- [OBJECTIVE]: Repeat the whole listing exactly.

A block of data:
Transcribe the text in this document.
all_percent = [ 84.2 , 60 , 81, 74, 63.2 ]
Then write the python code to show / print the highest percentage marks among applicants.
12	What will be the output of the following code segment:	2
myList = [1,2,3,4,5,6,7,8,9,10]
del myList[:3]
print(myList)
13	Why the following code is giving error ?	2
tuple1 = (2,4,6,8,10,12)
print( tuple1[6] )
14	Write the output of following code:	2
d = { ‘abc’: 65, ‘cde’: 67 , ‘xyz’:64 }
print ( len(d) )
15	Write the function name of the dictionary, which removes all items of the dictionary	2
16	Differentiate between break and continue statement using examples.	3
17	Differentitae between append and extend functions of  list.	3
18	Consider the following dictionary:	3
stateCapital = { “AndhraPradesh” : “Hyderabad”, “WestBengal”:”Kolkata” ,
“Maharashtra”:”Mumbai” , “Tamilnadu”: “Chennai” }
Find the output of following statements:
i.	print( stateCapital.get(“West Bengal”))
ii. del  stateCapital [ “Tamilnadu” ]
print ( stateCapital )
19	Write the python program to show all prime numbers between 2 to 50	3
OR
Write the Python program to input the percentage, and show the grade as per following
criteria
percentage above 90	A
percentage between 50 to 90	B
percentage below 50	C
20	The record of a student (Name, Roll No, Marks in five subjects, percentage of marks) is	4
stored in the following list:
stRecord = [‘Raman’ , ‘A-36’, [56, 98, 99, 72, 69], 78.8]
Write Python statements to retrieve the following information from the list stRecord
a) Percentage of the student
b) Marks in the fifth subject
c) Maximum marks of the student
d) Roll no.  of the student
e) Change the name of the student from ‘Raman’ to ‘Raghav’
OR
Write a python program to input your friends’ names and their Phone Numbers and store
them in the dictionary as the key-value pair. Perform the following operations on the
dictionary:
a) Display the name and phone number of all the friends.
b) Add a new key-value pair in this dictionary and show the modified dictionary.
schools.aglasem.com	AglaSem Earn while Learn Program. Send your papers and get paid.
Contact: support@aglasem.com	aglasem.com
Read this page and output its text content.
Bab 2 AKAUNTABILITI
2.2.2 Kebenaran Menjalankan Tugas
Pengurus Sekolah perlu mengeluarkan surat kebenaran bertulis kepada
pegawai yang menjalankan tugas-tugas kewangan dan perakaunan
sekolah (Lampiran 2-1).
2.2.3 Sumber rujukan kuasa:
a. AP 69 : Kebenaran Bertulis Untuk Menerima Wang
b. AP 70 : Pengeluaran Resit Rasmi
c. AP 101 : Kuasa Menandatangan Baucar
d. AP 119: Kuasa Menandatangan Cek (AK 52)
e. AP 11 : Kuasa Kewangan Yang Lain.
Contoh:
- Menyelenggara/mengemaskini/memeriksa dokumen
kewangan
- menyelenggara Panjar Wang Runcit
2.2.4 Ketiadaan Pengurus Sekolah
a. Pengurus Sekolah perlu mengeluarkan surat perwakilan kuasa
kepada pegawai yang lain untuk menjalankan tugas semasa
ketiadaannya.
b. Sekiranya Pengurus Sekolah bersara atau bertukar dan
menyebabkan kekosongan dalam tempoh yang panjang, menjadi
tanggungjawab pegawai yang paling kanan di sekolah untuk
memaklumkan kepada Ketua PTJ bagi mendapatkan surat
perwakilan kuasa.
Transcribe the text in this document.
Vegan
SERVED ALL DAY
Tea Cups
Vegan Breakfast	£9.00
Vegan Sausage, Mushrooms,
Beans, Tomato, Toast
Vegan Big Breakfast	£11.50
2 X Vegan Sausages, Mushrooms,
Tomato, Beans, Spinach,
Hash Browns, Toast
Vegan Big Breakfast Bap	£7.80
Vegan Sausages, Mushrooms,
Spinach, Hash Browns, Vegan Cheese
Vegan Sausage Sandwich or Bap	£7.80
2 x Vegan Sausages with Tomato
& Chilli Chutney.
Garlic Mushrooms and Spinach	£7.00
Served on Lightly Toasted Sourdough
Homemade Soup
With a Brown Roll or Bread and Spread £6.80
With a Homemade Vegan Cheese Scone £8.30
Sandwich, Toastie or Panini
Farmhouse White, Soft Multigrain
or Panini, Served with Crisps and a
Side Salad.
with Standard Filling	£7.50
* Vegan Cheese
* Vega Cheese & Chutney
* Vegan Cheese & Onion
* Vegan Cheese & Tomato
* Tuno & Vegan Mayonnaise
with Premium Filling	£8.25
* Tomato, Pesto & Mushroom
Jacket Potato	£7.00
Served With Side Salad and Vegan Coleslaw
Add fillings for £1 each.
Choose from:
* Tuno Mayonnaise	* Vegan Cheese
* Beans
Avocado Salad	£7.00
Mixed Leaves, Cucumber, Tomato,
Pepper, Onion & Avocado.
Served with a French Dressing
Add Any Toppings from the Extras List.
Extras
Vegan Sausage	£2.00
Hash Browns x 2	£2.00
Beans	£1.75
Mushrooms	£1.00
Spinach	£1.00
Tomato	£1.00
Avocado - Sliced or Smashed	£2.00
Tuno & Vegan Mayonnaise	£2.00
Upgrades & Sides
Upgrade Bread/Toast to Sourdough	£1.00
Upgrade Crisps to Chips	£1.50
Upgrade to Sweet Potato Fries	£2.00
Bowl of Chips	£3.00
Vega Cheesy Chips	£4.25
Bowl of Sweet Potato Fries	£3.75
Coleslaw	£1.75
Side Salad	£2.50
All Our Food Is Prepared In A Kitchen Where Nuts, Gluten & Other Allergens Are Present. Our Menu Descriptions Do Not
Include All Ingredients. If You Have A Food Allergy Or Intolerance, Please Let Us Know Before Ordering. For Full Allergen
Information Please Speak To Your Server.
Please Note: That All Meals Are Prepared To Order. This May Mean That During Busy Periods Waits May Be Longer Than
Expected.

- [OUTPUT FOR THIS EXERCISE]:
Transcribe the text in this document.
all_percent = [ 84.2 , 60 , 81, 74, 63.2 ]
Then write the python code to show / print the highest percentage marks among applicants.
12	What will be the output of the following code segment:	2
myList = [1,2,3,4,5,6,7,8,9,10]
del myList[:3]
print(myList)
13	Why the following code is giving error ?	2
tuple1 = (2,4,6,8,10,12)
print( tuple1[6] )
14	Write the output of following code:	2
d = { ‘abc’: 65, ‘cde’: 67 , ‘xyz’:64 }
print ( len(d) )
15	Write the function name of the dictionary, which removes all items of the dictionary	2
16	Differentiate between break and continue statement using examples.	3
17	Differentitae between append and extend functions of  list.	3
18	Consider the following dictionary:	3
stateCapital = { “AndhraPradesh” : “Hyderabad”, “WestBengal”:”Kolkata” ,
“Maharashtra”:”Mumbai” , “Tamilnadu”: “Chennai” }
Find the output of following statements:
i.	print( stateCapital.get(“West Bengal”))
ii. del  stateCapital [ “Tamilnadu” ]
print ( stateCapital )
19	Write the python program to show all prime numbers between 2 to 50	3
OR
Write the Python program to input the percentage, and show the grade as per following
criteria
percentage above 90	A
percentage between 50 to 90	B
percentage below 50	C
20	The record of a student (Name, Roll No, Marks in five subjects, percentage of marks) is	4
stored in the following list:
stRecord = [‘Raman’ , ‘A-36’, [56, 98, 99, 72, 69], 78.8]
Write Python statements to retrieve the following information from the list stRecord
a) Percentage of the student
b) Marks in the fifth subject
c) Maximum marks of the student
d) Roll no.  of the student
e) Change the name of the student from ‘Raman’ to ‘Raghav’
OR
Write a python program to input your friends’ names and their Phone Numbers and store
them in the dictionary as the key-value pair. Perform the following operations on the
dictionary:
a) Display the name and phone number of all the friends.
b) Add a new key-value pair in this dictionary and show the modified dictionary.
schools.aglasem.com	AglaSem Earn while Learn Program. Send your papers and get paid.
Contact: support@aglasem.com	aglasem.com
Read this page and output its text content.
Bab 2 AKAUNTABILITI
2.2.2 Kebenaran Menjalankan Tugas
Pengurus Sekolah perlu mengeluarkan surat kebenaran bertulis kepada
pegawai yang menjalankan tugas-tugas kewangan dan perakaunan
sekolah (Lampiran 2-1).
2.2.3 Sumber rujukan kuasa:
a. AP 69 : Kebenaran Bertulis Untuk Menerima Wang
b. AP 70 : Pengeluaran Resit Rasmi
c. AP 101 : Kuasa Menandatangan Baucar
d. AP 119: Kuasa Menandatangan Cek (AK 52)
e. AP 11 : Kuasa Kewangan Yang Lain.
Contoh:
- Menyelenggara/mengemaskini/memeriksa dokumen
kewangan
- menyelenggara Panjar Wang Runcit
2.2.4 Ketiadaan Pengurus Sekolah
a. Pengurus Sekolah perlu mengeluarkan surat perwakilan kuasa
kepada pegawai yang lain untuk menjalankan tugas semasa
ketiadaannya.
b. Sekiranya Pengurus Sekolah bersara atau bertukar dan
menyebabkan kekosongan dalam tempoh yang panjang, menjadi
tanggungjawab pegawai yang paling kanan di sekolah untuk
memaklumkan kepada Ketua PTJ bagi mendapatkan surat
perwakilan kuasa.
Transcribe the text in this document.
Vegan
SERVED ALL DAY
Tea Cups
Vegan Breakfast	£9.00
Vegan Sausage, Mushrooms,
Beans, Tomato, Toast
Vegan Big Breakfast	£11.50
2 X Vegan Sausages, Mushrooms,
Tomato, Beans, Spinach,
Hash Browns, Toast
Vegan Big Breakfast Bap	£7.80
Vegan Sausages, Mushrooms,
Spinach, Hash Browns, Vegan Cheese
Vegan Sausage Sandwich or Bap	£7.80
2 x Vegan Sausages with Tomato
& Chilli Chutney.
Garlic Mushrooms and Spinach	£7.00
Served on Lightly Toasted Sourdough
Homemade Soup
With a Brown Roll or Bread and Spread £6.80
With a Homemade Vegan Cheese Scone £8.30
Sandwich, Toastie or Panini
Farmhouse White, Soft Multigrain
or Panini, Served with Crisps and a
Side Salad.
with Standard Filling	£7.50
* Vegan Cheese
* Vega Cheese & Chutney
* Vegan Cheese & Onion
* Vegan Cheese & Tomato
* Tuno & Vegan Mayonnaise
with Premium Filling	£8.25
* Tomato, Pesto & Mushroom
Jacket Potato	£7.00
Served With Side Salad and Vegan Coleslaw
Add fillings for £1 each.
Choose from:
* Tuno Mayonnaise	* Vegan Cheese
* Beans
Avocado Salad	£7.00
Mixed Leaves, Cucumber, Tomato,
Pepper, Onion & Avocado.
Served with a French Dressing
Add Any Toppings from the Extras List.
Extras
Vegan Sausage	£2.00
Hash Browns x 2	£2.00
Beans	£1.75
Mushrooms	£1.00
Spinach	£1.00
Tomato	£1.00
Avocado - Sliced or Smashed	£2.00
Tuno & Vegan Mayonnaise	£2.00
Upgrades & Sides
Upgrade Bread/Toast to Sourdough	£1.00
Upgrade Crisps to Chips	£1.50
Upgrade to Sweet Potato Fries	£2.00
Bowl of Chips	£3.00
Vega Cheesy Chips	£4.25
Bowl of Sweet Potato Fries	£3.75
Coleslaw	£1.75
Side Salad	£2.50
All Our Food Is Prepared In A Kitchen Where Nuts, Gluten & Other Allergens Are Present. Our Menu Descriptions Do Not
Include All Ingredients. If You Have A Food Allergy Or Intolerance, Please Let Us Know Before Ordering. For Full Allergen
Information Please Speak To Your Server.
Please Note: That All Meals Are Prepared To Order. This May Mean That During Busy Periods Waits May Be Longer Than
Expected.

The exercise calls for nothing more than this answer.